WHAT IS BEING ASKED — Copy out, unchanged, the item lines between the one holding "488, 33, 504]" and the one holding "624, 78, 645]", inclusive.

RECORDS SHOWN —
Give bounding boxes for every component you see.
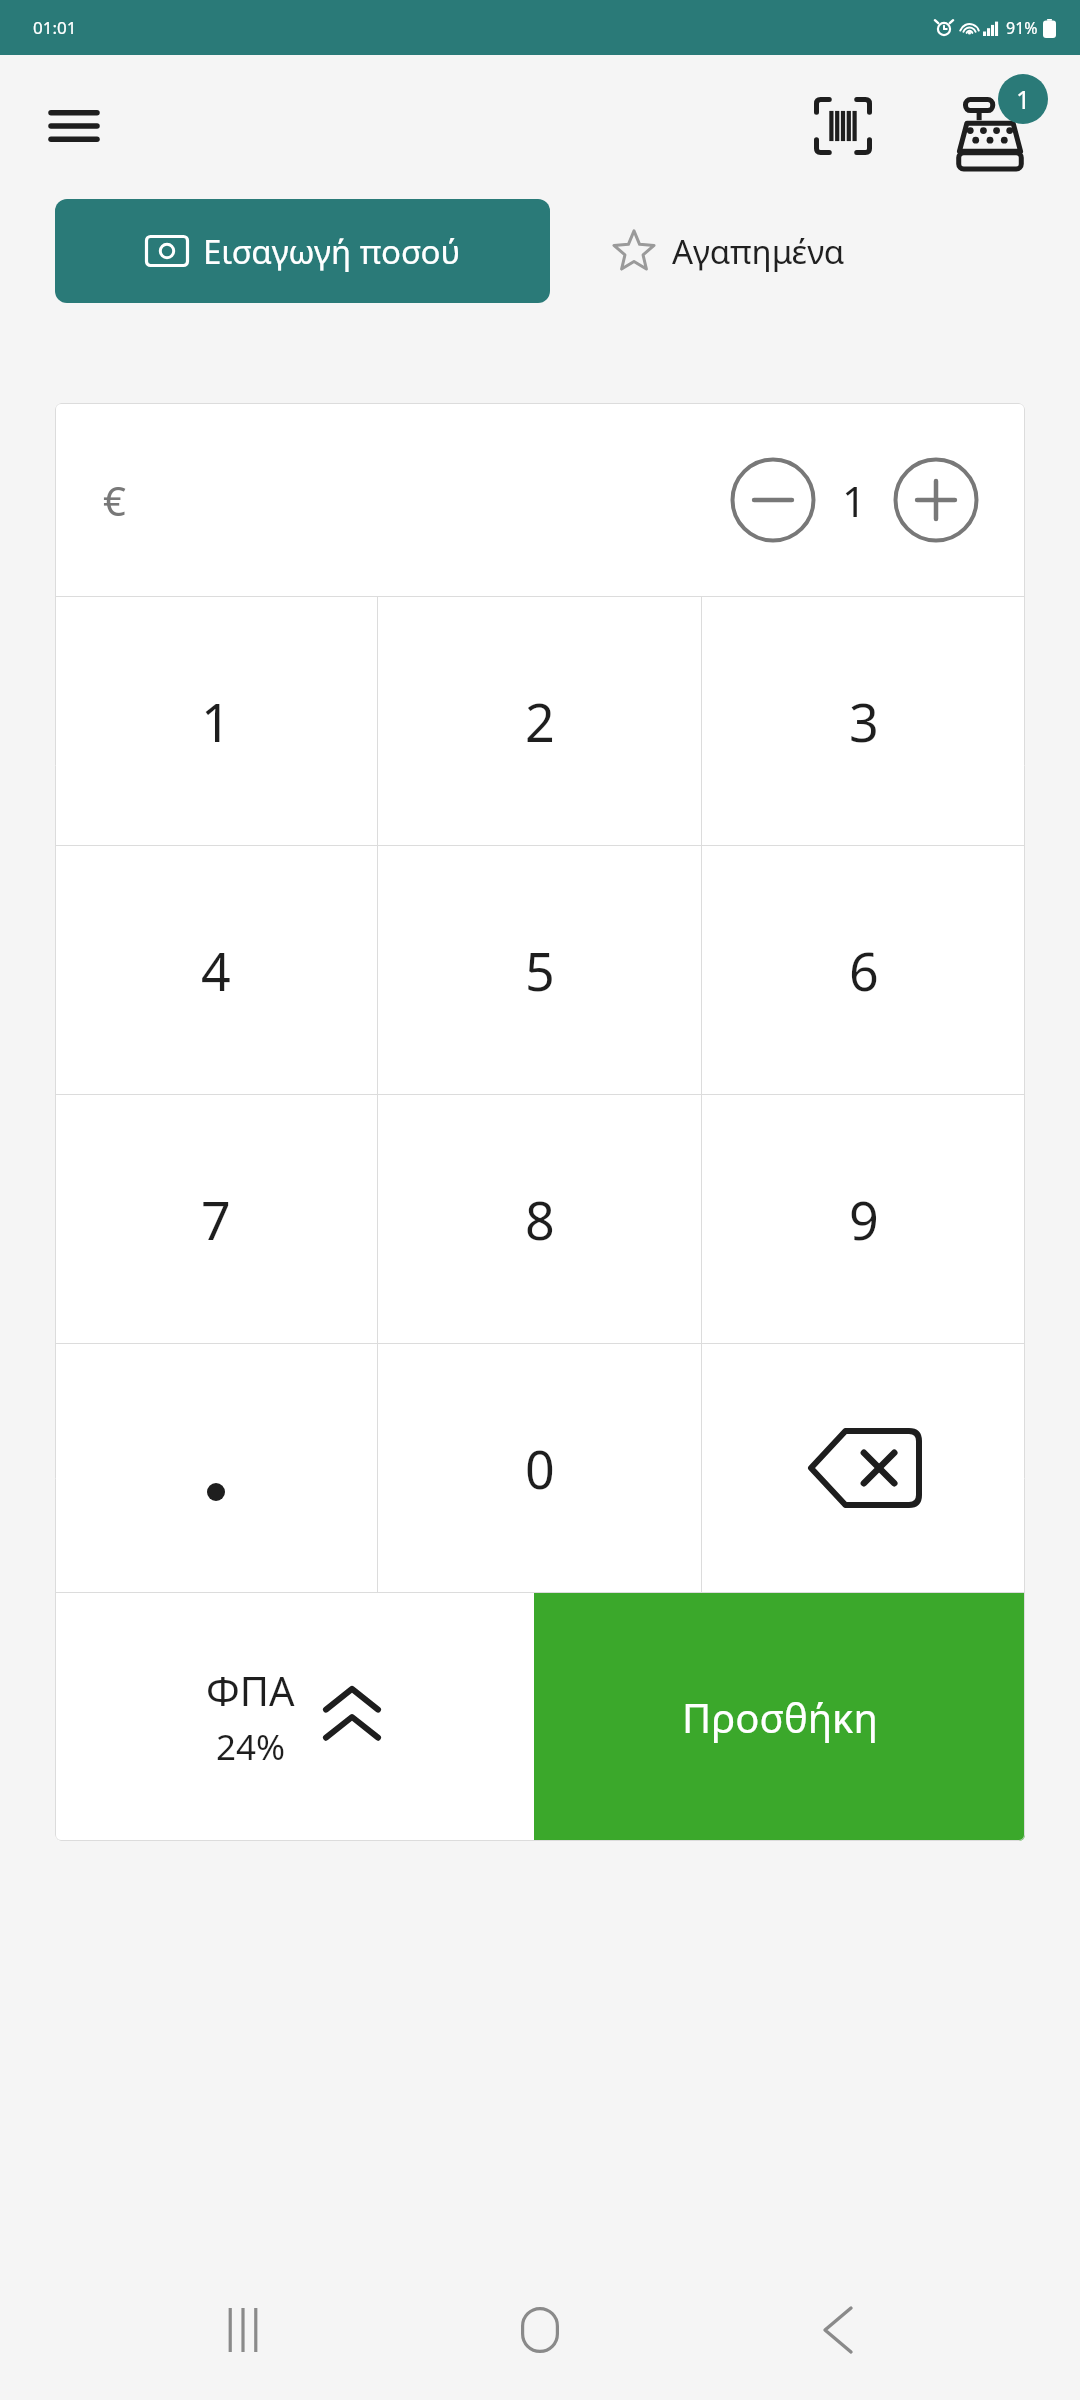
staticText: € xyxy=(103,473,126,527)
staticText: 01:01 xyxy=(33,16,77,39)
staticText: 3 xyxy=(849,686,879,757)
button[interactable]: Home xyxy=(485,2275,595,2385)
staticText: 5 xyxy=(525,935,555,1006)
staticText: 2 xyxy=(525,686,555,757)
staticText: 0 xyxy=(525,1433,555,1504)
staticText: Αγαπημένα xyxy=(672,229,845,274)
button[interactable]: 7 xyxy=(55,1095,377,1343)
button[interactable]: ΦΠΑ xyxy=(55,1593,534,1841)
staticText: Εισαγωγή ποσού xyxy=(203,229,461,274)
button[interactable]: Menu xyxy=(43,95,105,157)
button[interactable] xyxy=(55,1344,377,1592)
button[interactable]: Scan barcode xyxy=(804,87,882,165)
button[interactable]: 5 xyxy=(378,846,701,1094)
staticText: 7 xyxy=(201,1184,231,1255)
button[interactable]: 8 xyxy=(378,1095,701,1343)
button[interactable]: 3 xyxy=(702,597,1025,845)
staticText: 91% xyxy=(1006,17,1038,39)
staticText: 1 xyxy=(1016,82,1031,116)
button[interactable]: Backspace xyxy=(702,1344,1025,1592)
button[interactable]: Increase xyxy=(893,457,979,543)
button[interactable]: Αγαπημένα xyxy=(612,199,845,303)
button[interactable]: Decrease xyxy=(730,457,816,543)
button[interactable]: 9 xyxy=(702,1095,1025,1343)
button[interactable]: Προσθήκη xyxy=(534,1593,1025,1841)
button[interactable]: 6 xyxy=(702,846,1025,1094)
staticText: 1 xyxy=(201,686,231,757)
staticText: 24% xyxy=(216,1723,286,1771)
button[interactable]: Cart xyxy=(952,80,1044,172)
button[interactable]: Εισαγωγή ποσού xyxy=(55,199,550,303)
staticText: Προσθήκη xyxy=(682,1690,878,1744)
button[interactable]: 2 xyxy=(378,597,701,845)
staticText: 1 xyxy=(842,472,867,529)
button[interactable]: 0 xyxy=(378,1344,701,1592)
staticText: 4 xyxy=(201,935,231,1006)
staticText: 6 xyxy=(849,935,879,1006)
staticText: 9 xyxy=(849,1184,879,1255)
button[interactable]: Recents xyxy=(188,2275,298,2385)
button[interactable]: 4 xyxy=(55,846,377,1094)
button[interactable]: 1 xyxy=(55,597,377,845)
button[interactable]: Back xyxy=(783,2275,893,2385)
staticText: 8 xyxy=(525,1184,555,1255)
staticText: ΦΠΑ xyxy=(206,1663,295,1717)
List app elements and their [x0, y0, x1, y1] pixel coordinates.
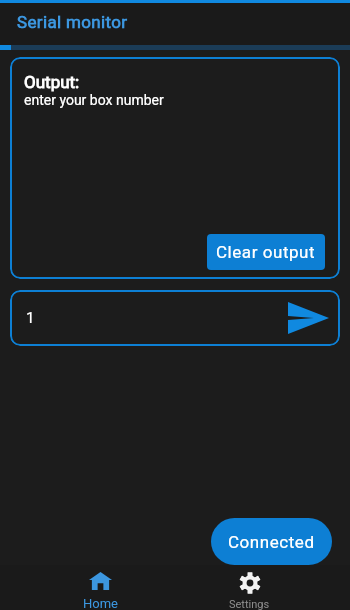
staticText: 1: [26, 309, 35, 327]
button[interactable]: Clear output: [207, 234, 325, 270]
staticText: Output:: [24, 72, 80, 92]
button[interactable]: Home: [26, 565, 175, 610]
button[interactable]: Connected: [211, 518, 332, 565]
staticText: Home: [83, 596, 118, 610]
button[interactable]: Send: [285, 295, 331, 341]
staticText: Serial monitor: [17, 12, 128, 32]
staticText: enter your box number: [24, 92, 164, 108]
button[interactable]: Settings: [175, 565, 324, 610]
staticText: Settings: [229, 598, 270, 610]
staticText: Connected: [228, 532, 315, 552]
staticText: Clear output: [216, 242, 316, 262]
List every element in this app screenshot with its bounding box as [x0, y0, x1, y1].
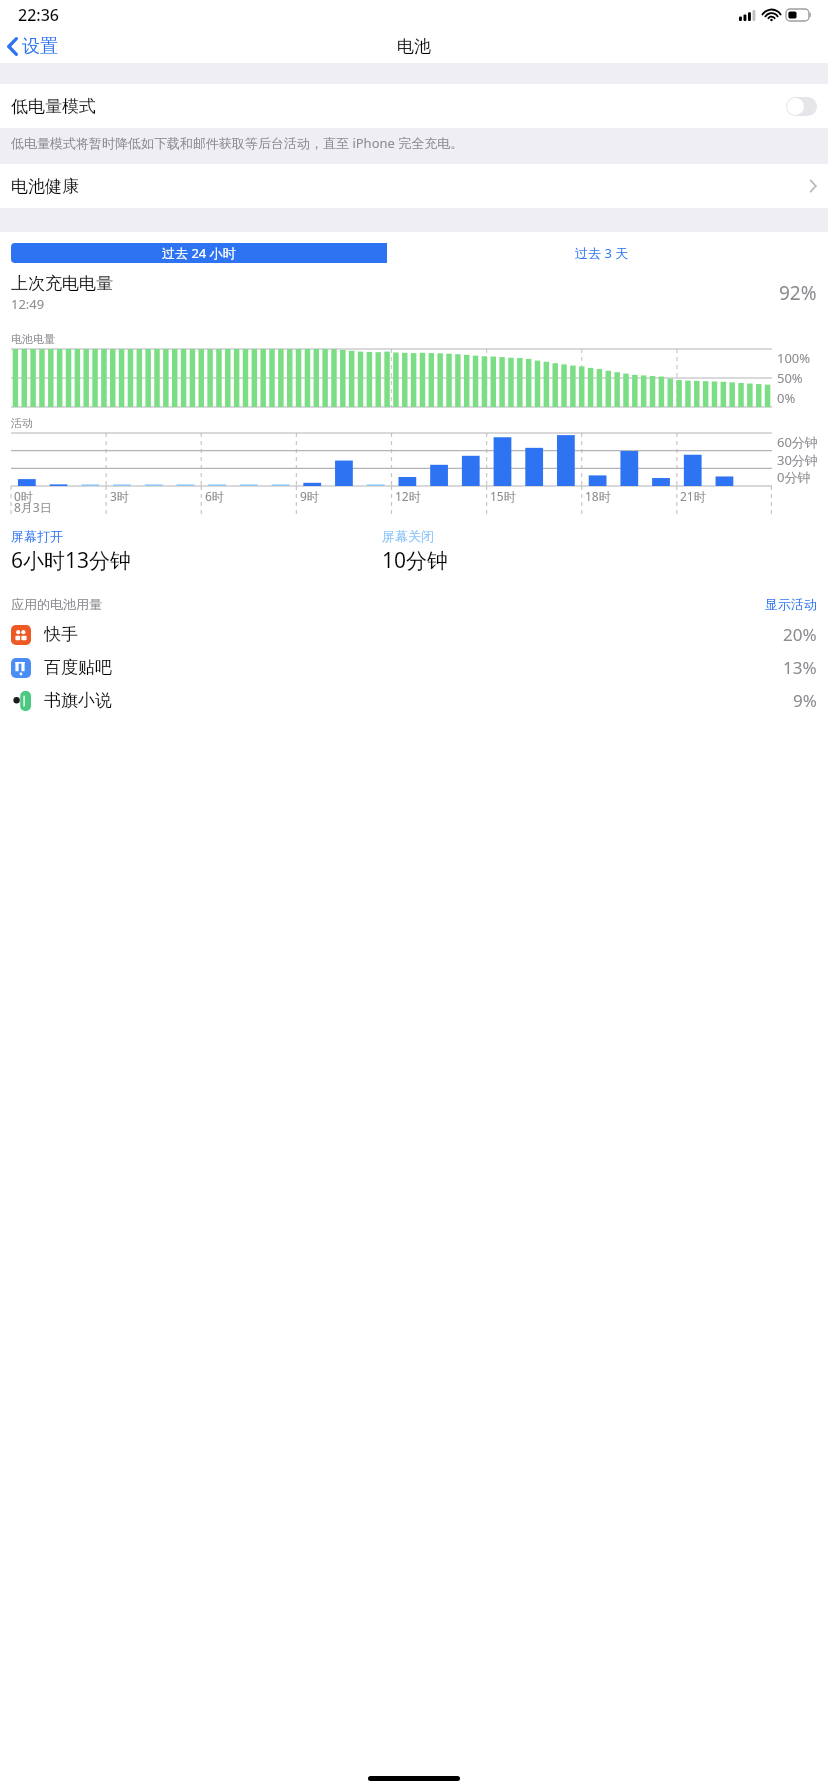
staticText: 0时	[14, 488, 33, 504]
staticText: 显示活动	[765, 596, 817, 612]
staticText: 18时	[585, 488, 611, 504]
staticText: 电池电量	[11, 332, 55, 346]
staticText: 屏幕关闭	[382, 528, 434, 544]
staticText: 快手	[44, 624, 78, 645]
button[interactable]: 低电量模式	[0, 84, 828, 128]
staticText: 60分钟	[777, 433, 818, 451]
button[interactable]: 低电量模式开关	[786, 97, 817, 116]
staticText: 低电量模式	[11, 96, 96, 117]
staticText: 活动	[11, 416, 33, 430]
staticText: 10分钟	[382, 546, 449, 575]
staticText: 12时	[395, 488, 421, 504]
staticText: 过去 3 天	[575, 244, 629, 262]
button[interactable]: 百度贴吧	[0, 651, 828, 684]
staticText: 3时	[110, 488, 129, 504]
staticText: 20%	[783, 623, 817, 646]
staticText: 应用的电池用量	[11, 596, 102, 612]
button[interactable]: 过去 3 天	[387, 243, 817, 263]
button[interactable]: 显示活动	[765, 596, 817, 612]
staticText: 低电量模式将暂时降低如下载和邮件获取等后台活动，直至 iPhone 完全充电。	[11, 134, 464, 152]
staticText: 92%	[779, 280, 817, 306]
button[interactable]: 电池健康	[0, 164, 828, 208]
staticText: 21时	[680, 488, 706, 504]
staticText: 22:36	[18, 4, 59, 26]
staticText: 电池健康	[11, 176, 79, 197]
staticText: 50%	[777, 369, 803, 387]
staticText: 0分钟	[777, 468, 811, 486]
button[interactable]: 设置	[0, 30, 66, 63]
staticText: 6小时13分钟	[11, 546, 132, 575]
staticText: 13%	[783, 656, 817, 679]
staticText: 设置	[22, 35, 58, 58]
staticText: 30分钟	[777, 451, 818, 469]
staticText: 6时	[205, 488, 224, 504]
staticText: 100%	[777, 349, 811, 367]
staticText: 百度贴吧	[44, 657, 112, 678]
staticText: 过去 24 小时	[162, 244, 236, 262]
button[interactable]: 书旗小说	[0, 684, 828, 717]
staticText: 12:49	[11, 295, 45, 313]
staticText: 电池	[397, 36, 431, 57]
staticText: 9%	[793, 689, 817, 712]
staticText: 15时	[490, 488, 516, 504]
staticText: 9时	[300, 488, 319, 504]
button[interactable]: 快手	[0, 618, 828, 651]
staticText: 0%	[777, 389, 796, 407]
staticText: 8月3日	[14, 499, 52, 515]
button[interactable]: 过去 24 小时	[11, 243, 387, 263]
staticText: 上次充电电量	[11, 273, 113, 294]
staticText: 屏幕打开	[11, 528, 63, 544]
staticText: 书旗小说	[44, 690, 112, 711]
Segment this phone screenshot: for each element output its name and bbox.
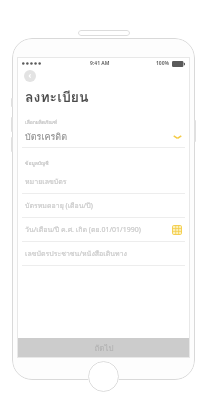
- staticText: บัตรหมดอายุ (เดือน/ปี): [25, 200, 93, 211]
- staticText: 9:41 AM: [90, 60, 110, 67]
- button[interactable]: Back: [24, 70, 36, 82]
- button[interactable]: บัตรเครดิต: [17, 126, 190, 147]
- staticText: เลขบัตรประชาชน/หนังสือเดินทาง: [25, 248, 127, 259]
- staticText: เลือกผลิตภัณฑ์: [25, 118, 58, 126]
- button[interactable]: หมายเลขบัตร: [17, 170, 190, 193]
- staticText: 100%: [156, 60, 170, 67]
- staticText: หมายเลขบัตร: [25, 176, 67, 187]
- other: Pick date: [172, 225, 182, 235]
- staticText: ข้อมูลบัญชี: [25, 159, 49, 167]
- staticText: ถัดไป: [94, 342, 114, 355]
- button[interactable]: วัน/เดือน/ปี ค.ศ. เกิด (ตย.01/01/1990): [17, 218, 190, 241]
- other: Expand: [173, 134, 182, 140]
- staticText: วัน/เดือน/ปี ค.ศ. เกิด (ตย.01/01/1990): [25, 224, 141, 235]
- button[interactable]: Home: [88, 361, 119, 392]
- staticText: ลงทะเบียน: [25, 86, 89, 108]
- button[interactable]: บัตรหมดอายุ (เดือน/ปี): [17, 194, 190, 217]
- button[interactable]: ถัดไป: [17, 338, 190, 358]
- staticText: บัตรเครดิต: [25, 130, 68, 144]
- button[interactable]: เลขบัตรประชาชน/หนังสือเดินทาง: [17, 242, 190, 265]
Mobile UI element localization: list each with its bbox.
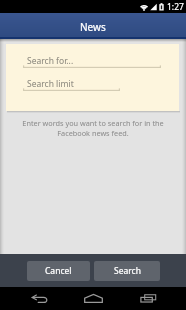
button[interactable]: Search for... <box>23 52 161 69</box>
button[interactable]: Search <box>94 261 160 281</box>
button[interactable]: Cancel <box>27 261 90 281</box>
staticText: 1:27 <box>167 1 184 13</box>
button[interactable]: Home <box>71 287 115 310</box>
staticText: Search limit <box>27 78 74 90</box>
button[interactable]: Back <box>18 287 62 310</box>
staticText: Cancel <box>45 265 72 277</box>
staticText: Enter words you want to search for in th… <box>6 118 180 138</box>
staticText: News <box>80 20 106 34</box>
staticText: Search <box>114 265 141 277</box>
button[interactable]: Search limit <box>23 75 120 92</box>
button[interactable]: Recents <box>126 287 170 310</box>
staticText: Search for... <box>27 55 74 67</box>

SOLVED PROBLEM —
staticText: 0时	[14, 488, 33, 504]
staticText: 显示活动	[765, 596, 817, 612]
staticText: 18时	[585, 488, 611, 504]
staticText: 电池电量	[11, 332, 55, 346]
staticText: 屏幕关闭	[382, 528, 434, 544]
staticText: 快手	[44, 624, 78, 645]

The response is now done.